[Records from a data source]
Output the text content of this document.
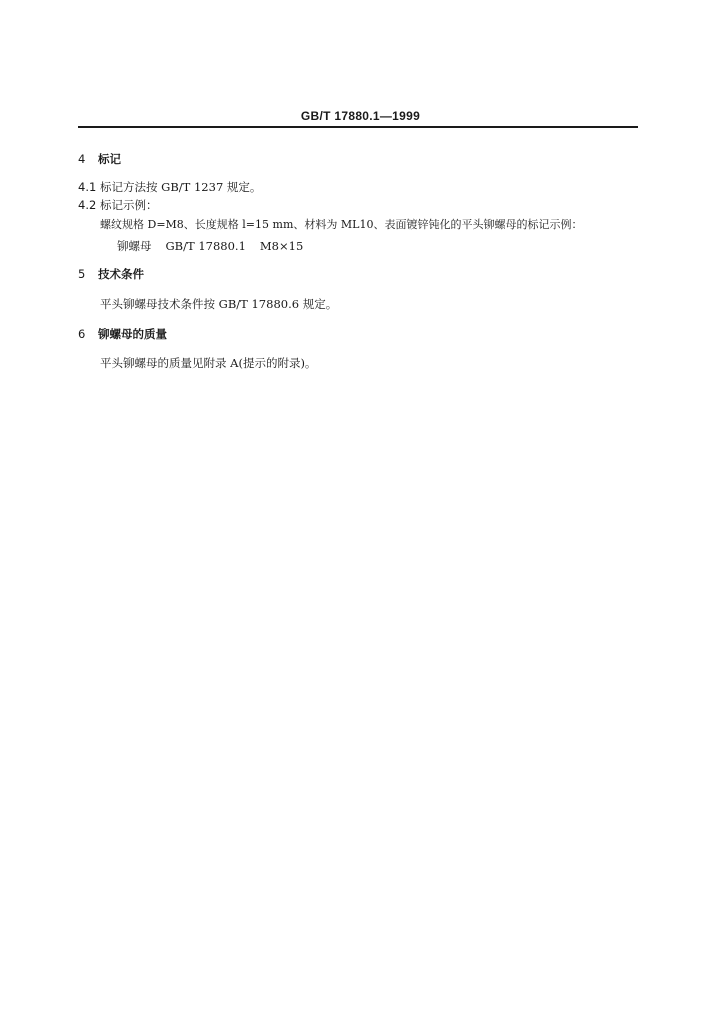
GB/T 17880.1—1999
4 标记
4.1 标记方法按 GB/T 1237 规定。
4.2 标记示例：
螺纹规格 D=M8、长度规格 l=15 mm、材料为 ML10、表面镀锌钝化的平头铆螺母的标记示例：
铆螺母 GB/T 17880.1 M8×15
5 技术条件
平头铆螺母技术条件按 GB/T 17880.6 规定。
6 铆螺母的质量
平头铆螺母的质量见附录 A(提示的附录)。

[Work to complete]
Leaving all pictures aside, quote each record exactly.

[Result]
Output the text content of this document.
GB/T 17880.1—1999
4 标记
4.1 标记方法按 GB/T 1237 规定。
4.2 标记示例：
螺纹规格 D=M8、长度规格 l=15 mm、材料为 ML10、表面镀锌钝化的平头铆螺母的标记示例：
铆螺母 GB/T 17880.1 M8×15
5 技术条件
平头铆螺母技术条件按 GB/T 17880.6 规定。
6 铆螺母的质量
平头铆螺母的质量见附录 A(提示的附录)。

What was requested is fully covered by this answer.